§ **Task prompt**:
Among the entries below, find the lines with "families" and copy them.

* begin Given data *

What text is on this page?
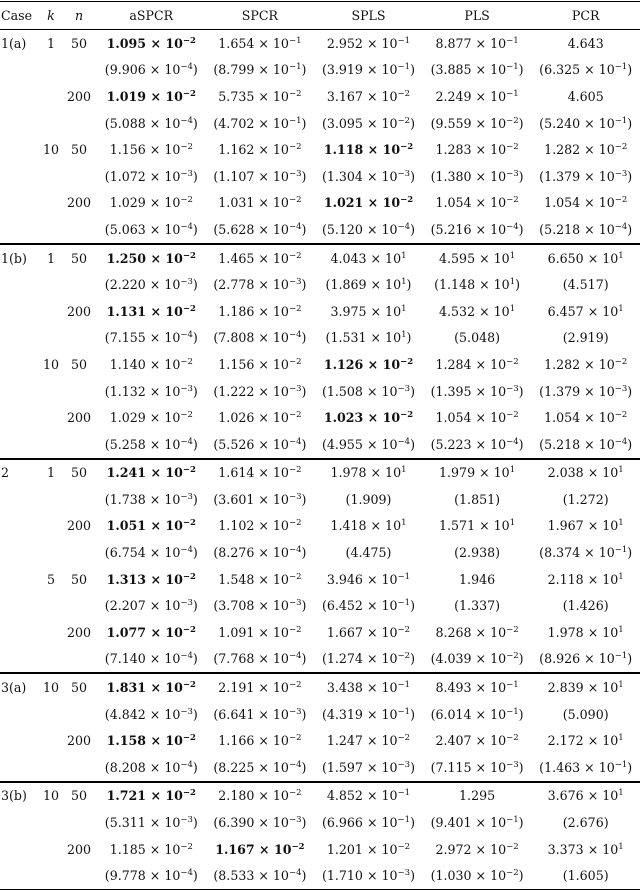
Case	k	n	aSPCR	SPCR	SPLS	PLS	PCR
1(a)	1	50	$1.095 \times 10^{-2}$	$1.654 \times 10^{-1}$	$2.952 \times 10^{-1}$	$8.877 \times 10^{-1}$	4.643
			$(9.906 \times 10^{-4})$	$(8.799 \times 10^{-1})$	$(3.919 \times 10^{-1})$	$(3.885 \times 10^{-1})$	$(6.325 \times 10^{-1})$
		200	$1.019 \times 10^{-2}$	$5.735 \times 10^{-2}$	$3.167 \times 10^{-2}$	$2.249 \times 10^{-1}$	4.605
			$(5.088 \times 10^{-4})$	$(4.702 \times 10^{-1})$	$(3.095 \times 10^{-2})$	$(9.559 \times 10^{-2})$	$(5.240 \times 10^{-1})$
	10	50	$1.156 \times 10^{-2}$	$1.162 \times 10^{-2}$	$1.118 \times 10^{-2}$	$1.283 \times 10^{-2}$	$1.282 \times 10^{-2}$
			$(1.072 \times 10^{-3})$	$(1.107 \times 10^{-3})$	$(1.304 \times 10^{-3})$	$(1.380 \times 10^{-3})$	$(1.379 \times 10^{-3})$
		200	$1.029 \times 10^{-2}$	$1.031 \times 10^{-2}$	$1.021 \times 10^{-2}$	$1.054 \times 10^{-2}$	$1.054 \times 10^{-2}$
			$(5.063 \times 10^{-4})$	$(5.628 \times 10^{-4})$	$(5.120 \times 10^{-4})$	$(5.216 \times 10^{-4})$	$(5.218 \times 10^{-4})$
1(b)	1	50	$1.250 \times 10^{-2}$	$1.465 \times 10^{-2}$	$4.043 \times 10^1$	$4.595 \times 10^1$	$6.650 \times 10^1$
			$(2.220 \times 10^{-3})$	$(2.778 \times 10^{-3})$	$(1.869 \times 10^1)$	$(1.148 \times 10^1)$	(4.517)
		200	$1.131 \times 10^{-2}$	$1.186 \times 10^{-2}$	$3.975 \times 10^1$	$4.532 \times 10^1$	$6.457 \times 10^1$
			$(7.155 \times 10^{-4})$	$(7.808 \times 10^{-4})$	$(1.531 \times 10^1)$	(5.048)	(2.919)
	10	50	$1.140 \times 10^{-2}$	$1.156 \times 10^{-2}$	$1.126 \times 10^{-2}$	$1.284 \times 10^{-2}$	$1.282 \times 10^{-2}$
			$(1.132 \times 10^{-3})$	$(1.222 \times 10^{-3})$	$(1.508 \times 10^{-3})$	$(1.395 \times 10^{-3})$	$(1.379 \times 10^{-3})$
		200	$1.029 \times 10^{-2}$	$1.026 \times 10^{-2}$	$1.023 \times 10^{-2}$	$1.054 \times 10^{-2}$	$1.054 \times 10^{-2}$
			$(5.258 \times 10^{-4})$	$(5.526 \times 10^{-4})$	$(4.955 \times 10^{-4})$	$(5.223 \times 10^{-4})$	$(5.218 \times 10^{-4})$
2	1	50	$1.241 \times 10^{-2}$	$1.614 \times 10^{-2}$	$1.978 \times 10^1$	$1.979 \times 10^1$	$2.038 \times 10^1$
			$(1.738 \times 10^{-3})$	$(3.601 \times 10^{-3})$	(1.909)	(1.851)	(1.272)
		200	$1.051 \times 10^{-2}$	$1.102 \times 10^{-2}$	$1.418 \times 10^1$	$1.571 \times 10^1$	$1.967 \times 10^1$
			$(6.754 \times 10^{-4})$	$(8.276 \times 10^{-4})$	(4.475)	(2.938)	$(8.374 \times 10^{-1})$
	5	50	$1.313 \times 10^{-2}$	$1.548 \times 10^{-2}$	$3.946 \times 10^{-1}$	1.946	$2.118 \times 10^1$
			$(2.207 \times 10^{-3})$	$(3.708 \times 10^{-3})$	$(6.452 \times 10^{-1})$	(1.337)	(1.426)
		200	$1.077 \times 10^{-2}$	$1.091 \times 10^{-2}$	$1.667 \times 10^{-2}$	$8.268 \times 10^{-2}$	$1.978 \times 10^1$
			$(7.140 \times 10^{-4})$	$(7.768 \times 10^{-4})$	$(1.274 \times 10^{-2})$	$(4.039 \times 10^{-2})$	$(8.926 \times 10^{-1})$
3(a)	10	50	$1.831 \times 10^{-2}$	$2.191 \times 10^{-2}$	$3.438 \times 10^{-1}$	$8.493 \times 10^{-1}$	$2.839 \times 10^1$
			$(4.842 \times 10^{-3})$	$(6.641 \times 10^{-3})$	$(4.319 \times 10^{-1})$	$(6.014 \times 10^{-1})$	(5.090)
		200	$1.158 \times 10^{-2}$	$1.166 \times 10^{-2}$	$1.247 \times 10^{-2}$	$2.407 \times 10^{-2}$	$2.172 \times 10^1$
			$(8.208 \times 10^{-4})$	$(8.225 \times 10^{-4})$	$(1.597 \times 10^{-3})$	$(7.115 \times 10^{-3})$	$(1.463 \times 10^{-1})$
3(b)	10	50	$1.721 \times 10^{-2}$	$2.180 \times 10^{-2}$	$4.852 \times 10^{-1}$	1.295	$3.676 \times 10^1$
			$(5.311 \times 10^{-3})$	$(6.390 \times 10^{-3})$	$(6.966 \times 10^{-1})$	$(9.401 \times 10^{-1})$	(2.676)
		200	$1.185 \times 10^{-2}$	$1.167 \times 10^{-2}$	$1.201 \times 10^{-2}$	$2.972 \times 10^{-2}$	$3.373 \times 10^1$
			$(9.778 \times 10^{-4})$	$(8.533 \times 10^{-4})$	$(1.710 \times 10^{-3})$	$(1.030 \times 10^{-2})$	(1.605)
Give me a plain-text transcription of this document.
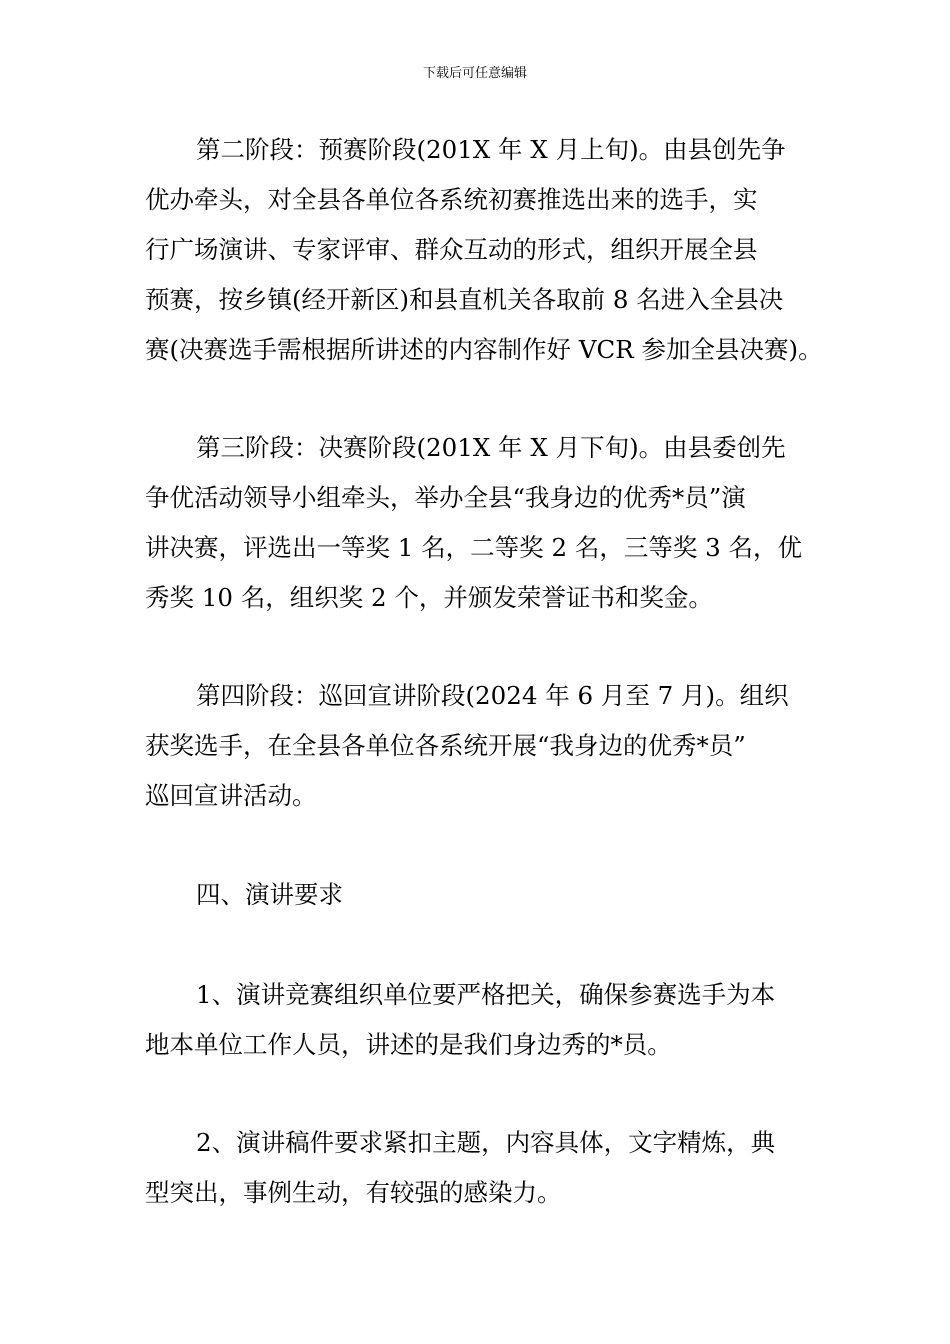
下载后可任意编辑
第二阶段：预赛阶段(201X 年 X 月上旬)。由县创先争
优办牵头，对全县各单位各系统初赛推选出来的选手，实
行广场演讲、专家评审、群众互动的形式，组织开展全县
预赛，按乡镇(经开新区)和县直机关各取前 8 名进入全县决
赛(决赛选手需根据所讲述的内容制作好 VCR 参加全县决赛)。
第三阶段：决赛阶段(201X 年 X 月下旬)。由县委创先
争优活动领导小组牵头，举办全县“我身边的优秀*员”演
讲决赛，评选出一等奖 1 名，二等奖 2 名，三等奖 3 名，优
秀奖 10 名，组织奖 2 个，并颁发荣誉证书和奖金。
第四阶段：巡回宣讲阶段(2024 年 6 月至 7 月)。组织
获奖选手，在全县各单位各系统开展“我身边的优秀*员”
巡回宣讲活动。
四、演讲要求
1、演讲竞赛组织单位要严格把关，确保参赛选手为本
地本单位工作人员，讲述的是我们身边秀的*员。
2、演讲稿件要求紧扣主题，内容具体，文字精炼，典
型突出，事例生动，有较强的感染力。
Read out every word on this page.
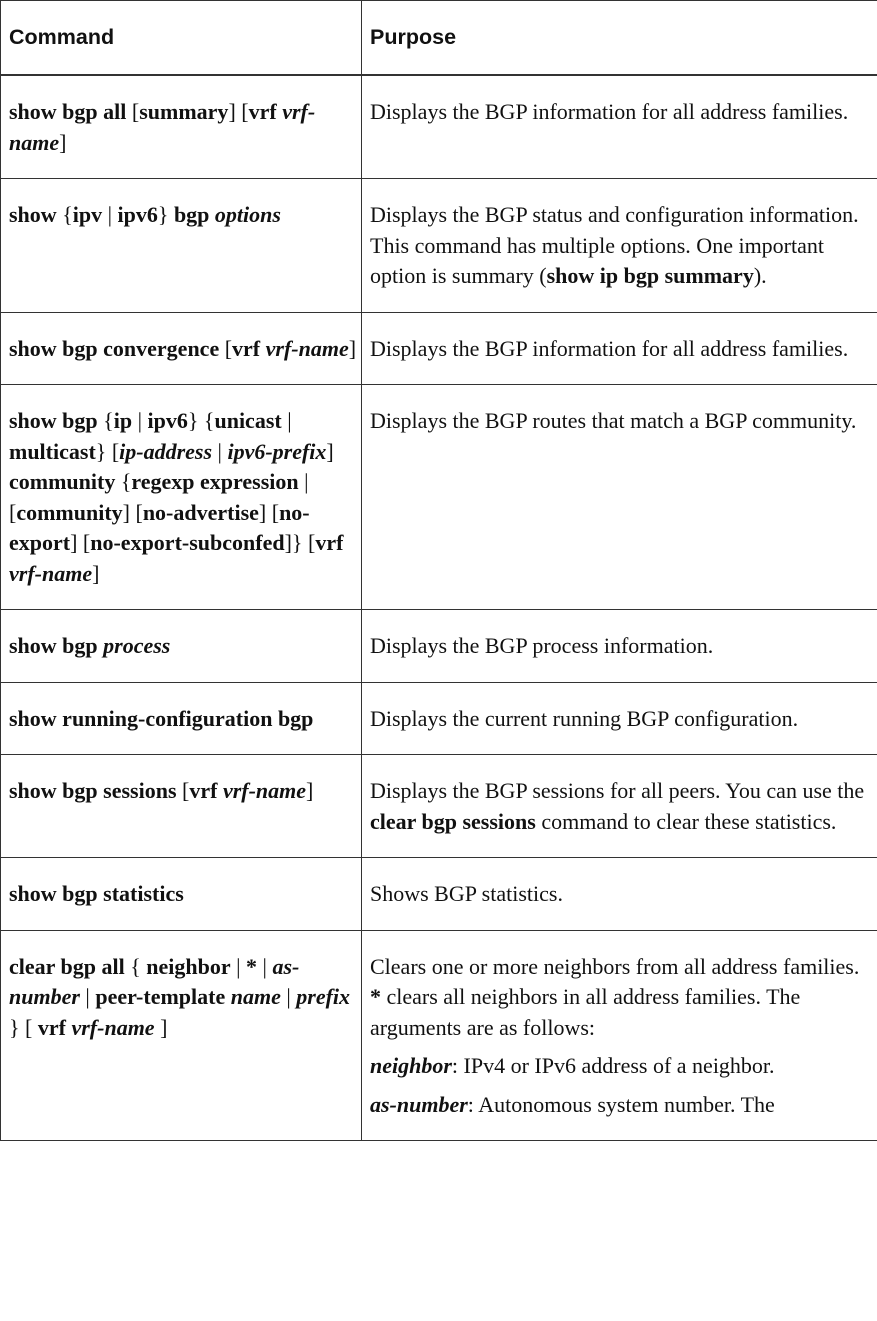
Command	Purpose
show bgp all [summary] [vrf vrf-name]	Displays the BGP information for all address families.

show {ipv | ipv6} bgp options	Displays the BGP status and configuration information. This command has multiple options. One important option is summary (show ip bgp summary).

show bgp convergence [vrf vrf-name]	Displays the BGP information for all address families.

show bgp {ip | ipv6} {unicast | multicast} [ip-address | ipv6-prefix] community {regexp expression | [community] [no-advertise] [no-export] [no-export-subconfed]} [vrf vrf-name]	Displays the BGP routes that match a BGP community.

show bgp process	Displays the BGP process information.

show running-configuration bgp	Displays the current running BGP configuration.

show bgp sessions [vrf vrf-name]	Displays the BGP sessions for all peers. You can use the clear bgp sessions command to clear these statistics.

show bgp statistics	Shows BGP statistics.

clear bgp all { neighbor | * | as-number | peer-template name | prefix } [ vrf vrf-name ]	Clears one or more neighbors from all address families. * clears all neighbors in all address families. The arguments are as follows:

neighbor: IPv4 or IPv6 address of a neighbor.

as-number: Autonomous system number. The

* end Given data *

§ **Result of the task**:
show bgp all [summary] [vrf vrf-name]	Displays the BGP information for all address families.
show bgp convergence [vrf vrf-name]	Displays the BGP information for all address families.
clear bgp all { neighbor | * | as-number | peer-template name | prefix } [ vrf vrf-name ]	Clears one or more neighbors from all address families. * clears all neighbors in all address families. The arguments are as follows:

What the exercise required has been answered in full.